## [TEXT BLOCK]
Mining Sequential Rules Common to Several Sequences with the Window Size Constraint (SPMF documentation)

This example explains how to run the TRuleGrowth algorithm using the SPMF open-source data mining library.

How to run this example?

If you are using the graphical interface, (1) choose the "TRuleGrowth" algorithm, (2) select the input file "contextPrefixSpan.txt", (3) set the output file name (e.g. "output.txt") (4) set minsup = 0.7, minconf =0.8 and window_size = 3 (5) click "Run algorithm".
If you want to execute this example from the command line, then execute this command:
java -jar spmf.jar run TRuleGrowth contextPrefixSpan.txt output.txt 70% 80% 3 in a folder containing spmf.jar and the example input file contextPrefixSpan.txt.
If you are using the source code version of SPMF, launch the file "MainTestTRuleGrowth.java" in the package ca.pfv.SPMF.tests.

What is TRuleGrowth?

TRuleGrowth is an algorithm for discovering sequential rules that appears in sequence databases. It was proposed by Fournier-Viger in 2012. It is a variation of the RuleGrowth algorithm that accepts a window size constraint.

What is the input of TRuleGrowth ?

The input of TRuleGrowthis a sequence database, two user-specified thresholds named minsup (a value in [0, 1] representing a percentage) and minconf (a value in [0, 1] representing a percentage) and a parameter named window_size (an integer >=0).

A sequence database is a set of sequences where each sequence is a list of itemsets. An itemset is an unordered set of items. For example, the table shown below contains four sequences. The first sequence, named S1, contains 5 itemsets. It means that item 1 was followed by items 1 2 and 3 at the same time, which were followed by 1 and 3, followed by 4, and followed by 3 and 6. It is assumed that items in an itemset are sorted in lexicographical order. This database is provided in the file "contextPrefixSpan.txt" of the SPMF distribution.

ID	Sequences
S1	(1), (1 2 3), (1 3), (4), (3 6)
S2	(1 4), (3), (2 3), (1 5)
S3	(5 6), (1 2), (4 6), (3), (2)
S4	(5), (7), (1 6), (3), (2), (3)

What is the output of TRuleGrowth ?

## [YOUR TASKS]
1. According to the TRuleGrowth documentation, who proposed TRuleGrowth, and in what year?
2. From the entries, copy out the lines between the one holding "Identify 45 of" and the one holding "x-tick-label: 20 [975,590,991,606]", inclusive. Leave out the picture.
The entries that come next are separate material and have no connection to the TRuleGrowth documentation.

## [ENTRIES SUPPLIED]
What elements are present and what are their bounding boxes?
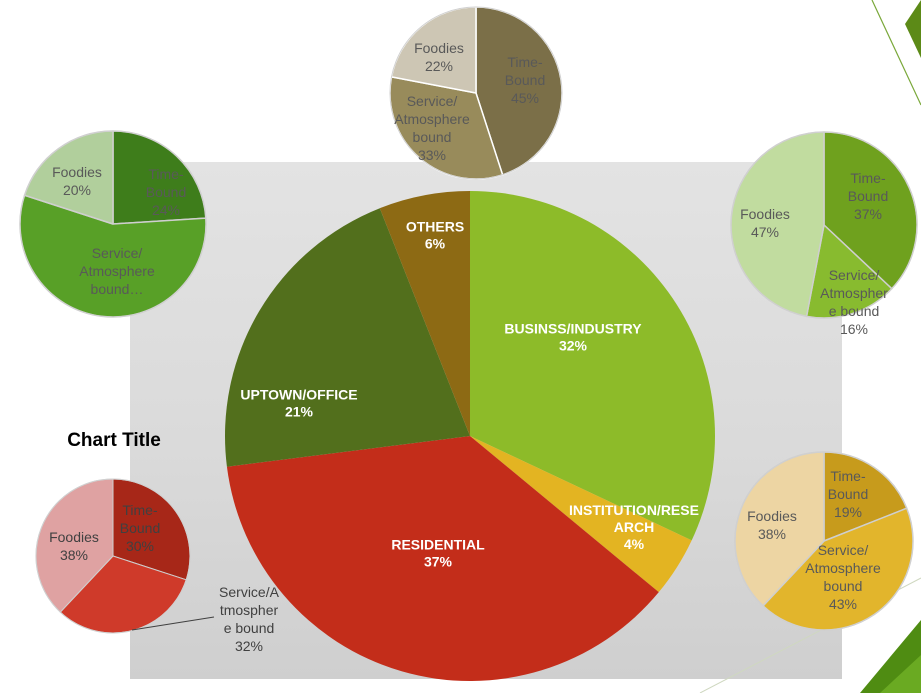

==

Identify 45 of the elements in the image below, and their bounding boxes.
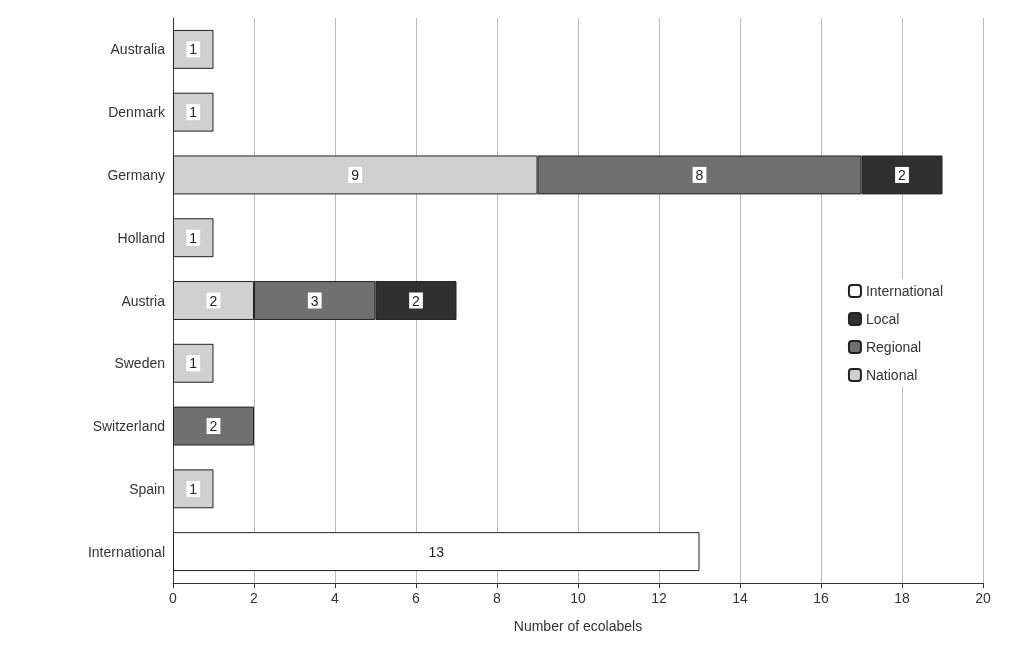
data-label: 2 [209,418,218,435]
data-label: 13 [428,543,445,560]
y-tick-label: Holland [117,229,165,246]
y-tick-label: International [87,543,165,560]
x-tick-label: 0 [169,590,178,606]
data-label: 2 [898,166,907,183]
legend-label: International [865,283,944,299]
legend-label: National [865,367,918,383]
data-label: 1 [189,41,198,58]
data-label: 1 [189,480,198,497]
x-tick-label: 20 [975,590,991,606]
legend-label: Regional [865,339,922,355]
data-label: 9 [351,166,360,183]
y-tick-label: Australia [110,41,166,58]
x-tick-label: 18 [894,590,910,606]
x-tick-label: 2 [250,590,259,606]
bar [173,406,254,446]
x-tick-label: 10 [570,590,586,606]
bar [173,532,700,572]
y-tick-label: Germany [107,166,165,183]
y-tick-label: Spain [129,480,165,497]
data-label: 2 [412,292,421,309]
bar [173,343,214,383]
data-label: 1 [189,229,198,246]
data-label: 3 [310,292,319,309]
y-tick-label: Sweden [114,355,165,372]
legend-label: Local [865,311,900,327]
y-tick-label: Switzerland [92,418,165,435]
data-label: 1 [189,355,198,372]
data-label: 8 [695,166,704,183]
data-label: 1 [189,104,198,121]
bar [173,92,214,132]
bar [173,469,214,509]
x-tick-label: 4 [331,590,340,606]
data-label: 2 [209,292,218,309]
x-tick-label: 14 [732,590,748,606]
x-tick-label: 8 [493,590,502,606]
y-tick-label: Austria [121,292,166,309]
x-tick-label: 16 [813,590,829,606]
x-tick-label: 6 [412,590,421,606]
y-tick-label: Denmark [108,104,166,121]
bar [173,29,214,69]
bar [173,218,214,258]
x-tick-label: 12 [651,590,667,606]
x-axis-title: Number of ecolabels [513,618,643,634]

--

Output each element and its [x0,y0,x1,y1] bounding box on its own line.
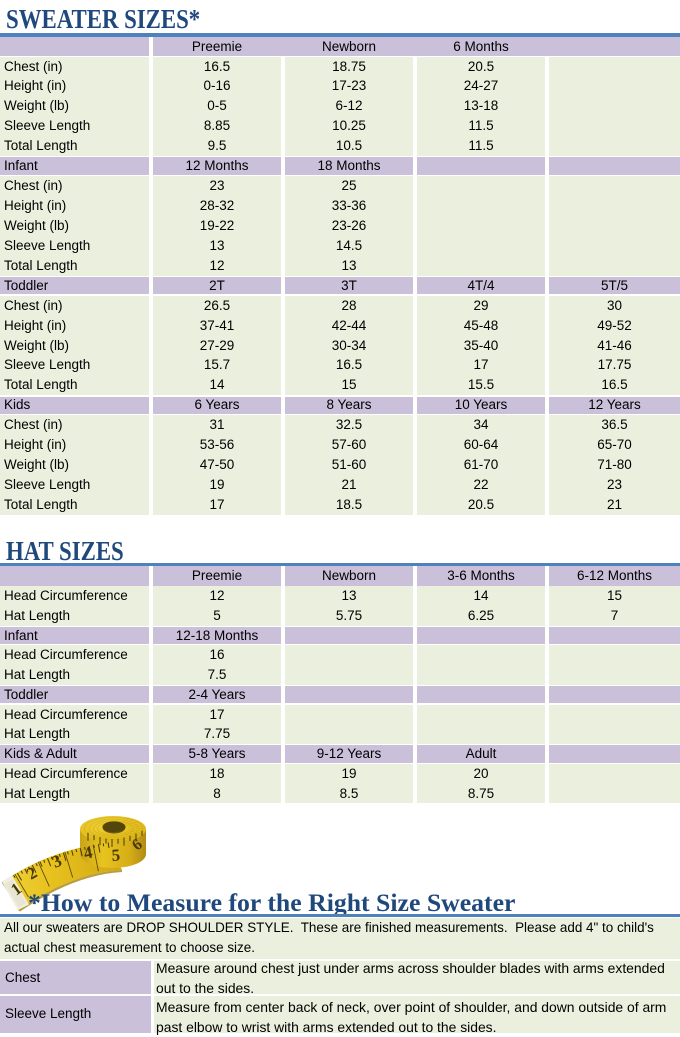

## [TASK-BY-TASK RESULTS]
1. Fournier-Viger proposed it in 2012.

2.
Identify 45 of the elements in the image below, and their bounding boxes.
data-label: 2 [209,418,218,435]
data-label: 13 [428,543,445,560]
y-tick-label: Holland [117,229,165,246]
y-tick-label: International [87,543,165,560]
x-tick-label: 0 [169,590,178,606]
data-label: 2 [898,166,907,183]
legend-label: International [865,283,944,299]
legend-label: National [865,367,918,383]
data-label: 1 [189,41,198,58]
data-label: 1 [189,480,198,497]
x-tick-label: 20 [975,590,991,606]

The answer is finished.